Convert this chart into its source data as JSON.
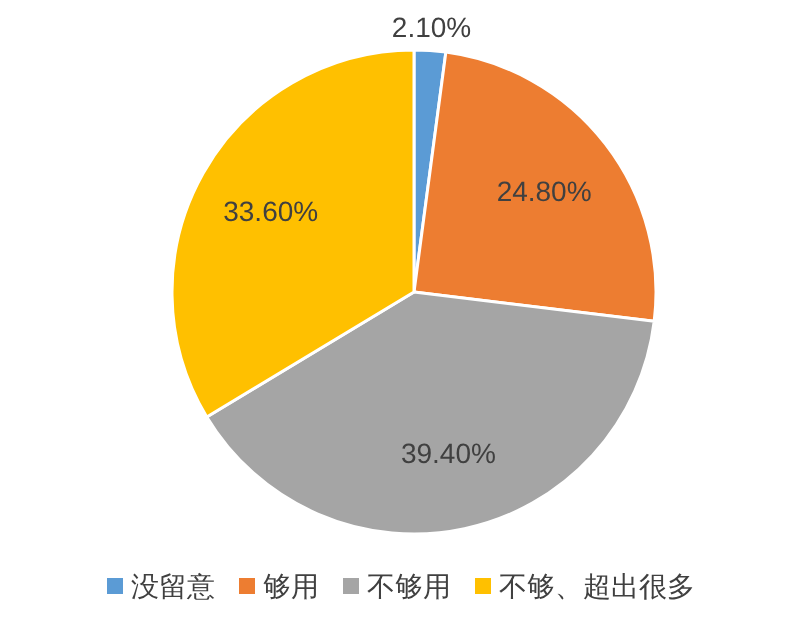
{
  "chart_data": {
    "type": "pie",
    "categories": [
      "没留意",
      "够用",
      "不够用",
      "不够、超出很多"
    ],
    "values": [
      2.1,
      24.8,
      39.4,
      33.6
    ],
    "colors": [
      "#5b9bd5",
      "#ed7d31",
      "#a5a5a5",
      "#ffc000"
    ],
    "value_labels": [
      "2.10%",
      "24.80%",
      "39.40%",
      "33.60%"
    ],
    "legend": "bottom"
  }
}
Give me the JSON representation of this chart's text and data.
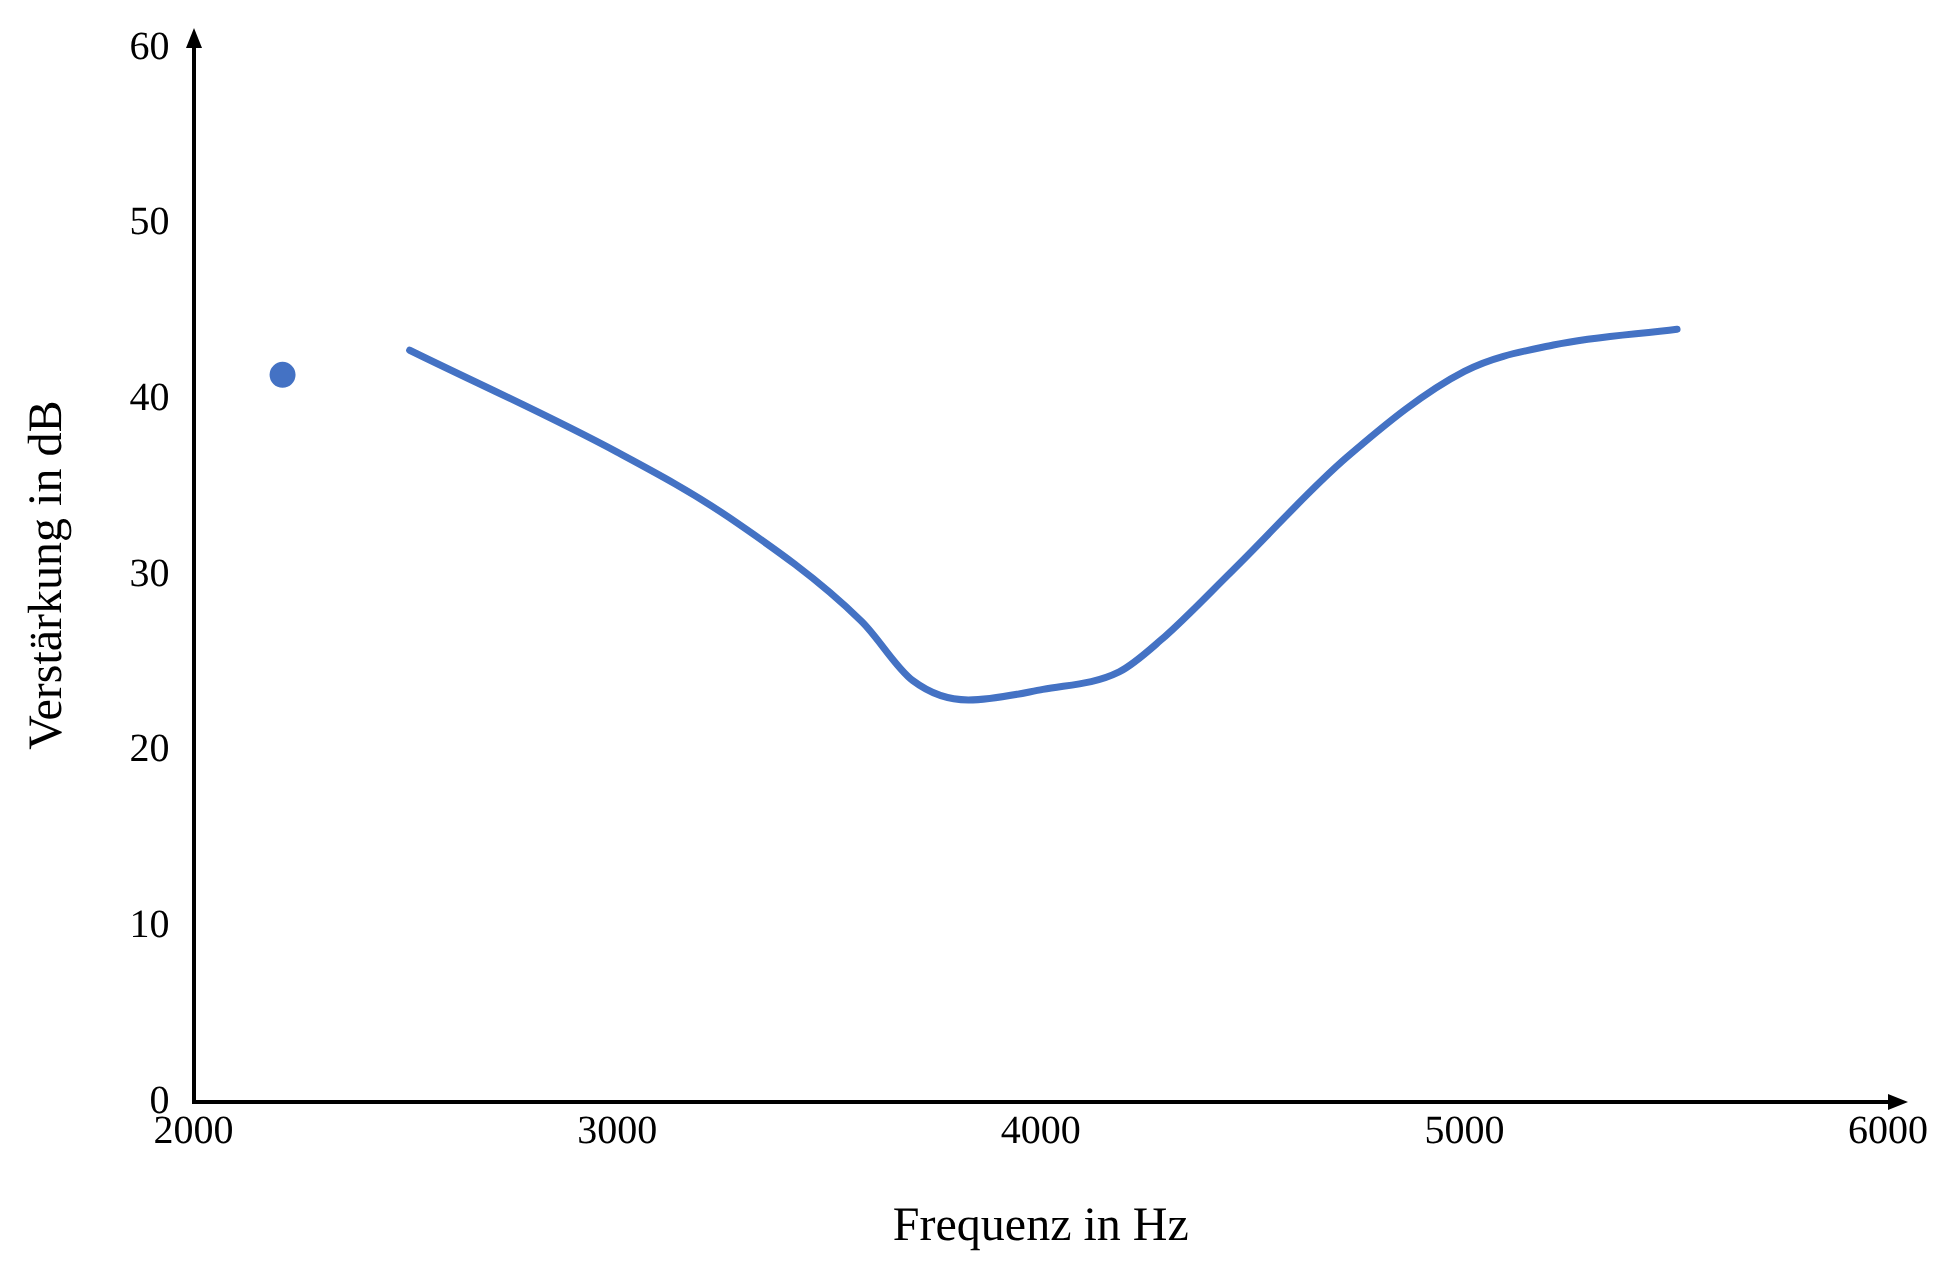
{
  "chart_data": {
    "type": "line",
    "xlabel": "Frequenz in Hz",
    "ylabel": "Verstärkung in dB",
    "xlim": [
      2000,
      6000
    ],
    "xticks": [
      2000,
      3000,
      4000,
      5000,
      6000
    ],
    "ylim": [
      0,
      60
    ],
    "yticks": [
      0,
      10,
      20,
      30,
      40,
      50,
      60
    ],
    "grid": false,
    "legend": false,
    "series": [
      {
        "type": "scatter",
        "color": "#4472c4",
        "marker": "circle",
        "x": [
          2210
        ],
        "values": [
          41.4
        ]
      },
      {
        "type": "line",
        "color": "#4472c4",
        "marker": "none",
        "line_style": "solid",
        "x": [
          2510,
          3000,
          3263,
          3576,
          3698,
          3829,
          4005,
          4185,
          4283,
          4454,
          4722,
          5000,
          5210,
          5502
        ],
        "values": [
          42.8,
          37.0,
          33.3,
          27.4,
          24.0,
          22.9,
          23.5,
          24.5,
          26.3,
          30.3,
          36.7,
          41.6,
          43.1,
          44.0
        ]
      }
    ]
  }
}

******************************

WHAT TO WORK ON: Output the full set of records above without changing a word, and drop the images.

TASK RESPONSE:
Convert this chart into its source data as JSON.
{
  "chart_data": {
    "type": "pie",
    "categories": [
      "没留意",
      "够用",
      "不够用",
      "不够、超出很多"
    ],
    "values": [
      2.1,
      24.8,
      39.4,
      33.6
    ],
    "colors": [
      "#5b9bd5",
      "#ed7d31",
      "#a5a5a5",
      "#ffc000"
    ],
    "value_labels": [
      "2.10%",
      "24.80%",
      "39.40%",
      "33.60%"
    ],
    "legend": "bottom"
  }
}
Give me the JSON representation of this chart's text and data.
{
  "chart_data": {
    "type": "line",
    "xlabel": "Frequenz in Hz",
    "ylabel": "Verstärkung in dB",
    "xlim": [
      2000,
      6000
    ],
    "xticks": [
      2000,
      3000,
      4000,
      5000,
      6000
    ],
    "ylim": [
      0,
      60
    ],
    "yticks": [
      0,
      10,
      20,
      30,
      40,
      50,
      60
    ],
    "grid": false,
    "legend": false,
    "series": [
      {
        "type": "scatter",
        "color": "#4472c4",
        "marker": "circle",
        "x": [
          2210
        ],
        "values": [
          41.4
        ]
      },
      {
        "type": "line",
        "color": "#4472c4",
        "marker": "none",
        "line_style": "solid",
        "x": [
          2510,
          3000,
          3263,
          3576,
          3698,
          3829,
          4005,
          4185,
          4283,
          4454,
          4722,
          5000,
          5210,
          5502
        ],
        "values": [
          42.8,
          37.0,
          33.3,
          27.4,
          24.0,
          22.9,
          23.5,
          24.5,
          26.3,
          30.3,
          36.7,
          41.6,
          43.1,
          44.0
        ]
      }
    ]
  }
}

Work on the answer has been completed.